Listed records
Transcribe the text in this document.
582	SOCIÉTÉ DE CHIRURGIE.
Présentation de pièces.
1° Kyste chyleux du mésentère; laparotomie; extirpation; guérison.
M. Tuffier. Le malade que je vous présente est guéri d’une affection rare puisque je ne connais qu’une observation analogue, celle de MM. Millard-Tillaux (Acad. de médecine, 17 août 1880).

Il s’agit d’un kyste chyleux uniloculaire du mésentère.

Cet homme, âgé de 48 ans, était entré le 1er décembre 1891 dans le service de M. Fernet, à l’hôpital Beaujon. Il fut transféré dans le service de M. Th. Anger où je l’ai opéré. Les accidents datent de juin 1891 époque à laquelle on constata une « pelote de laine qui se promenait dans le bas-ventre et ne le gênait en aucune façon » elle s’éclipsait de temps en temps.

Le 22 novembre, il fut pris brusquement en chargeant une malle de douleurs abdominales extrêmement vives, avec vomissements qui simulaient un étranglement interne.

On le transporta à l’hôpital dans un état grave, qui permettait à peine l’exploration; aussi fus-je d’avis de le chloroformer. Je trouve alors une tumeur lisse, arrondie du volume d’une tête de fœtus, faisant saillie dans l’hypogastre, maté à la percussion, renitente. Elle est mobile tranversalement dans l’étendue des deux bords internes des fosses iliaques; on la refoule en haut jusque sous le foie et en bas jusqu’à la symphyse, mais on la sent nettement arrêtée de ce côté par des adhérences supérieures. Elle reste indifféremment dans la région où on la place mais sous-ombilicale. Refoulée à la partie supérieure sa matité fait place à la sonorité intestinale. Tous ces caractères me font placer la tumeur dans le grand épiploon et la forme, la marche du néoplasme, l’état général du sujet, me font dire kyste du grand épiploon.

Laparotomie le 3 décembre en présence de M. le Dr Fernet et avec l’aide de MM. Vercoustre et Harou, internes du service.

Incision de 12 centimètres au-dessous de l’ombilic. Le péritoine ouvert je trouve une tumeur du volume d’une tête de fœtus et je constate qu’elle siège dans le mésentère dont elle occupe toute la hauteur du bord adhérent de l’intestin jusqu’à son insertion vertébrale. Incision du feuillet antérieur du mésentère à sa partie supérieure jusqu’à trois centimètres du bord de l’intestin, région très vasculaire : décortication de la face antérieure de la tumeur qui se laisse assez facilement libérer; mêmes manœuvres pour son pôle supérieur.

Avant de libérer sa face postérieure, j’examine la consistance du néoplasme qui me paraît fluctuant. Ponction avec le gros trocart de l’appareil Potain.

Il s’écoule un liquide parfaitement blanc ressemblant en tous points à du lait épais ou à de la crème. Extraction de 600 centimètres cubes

Required task
Among the entries, how many lines include the word "chyleux"? Answer with a single number and nothing further.

Task answer
2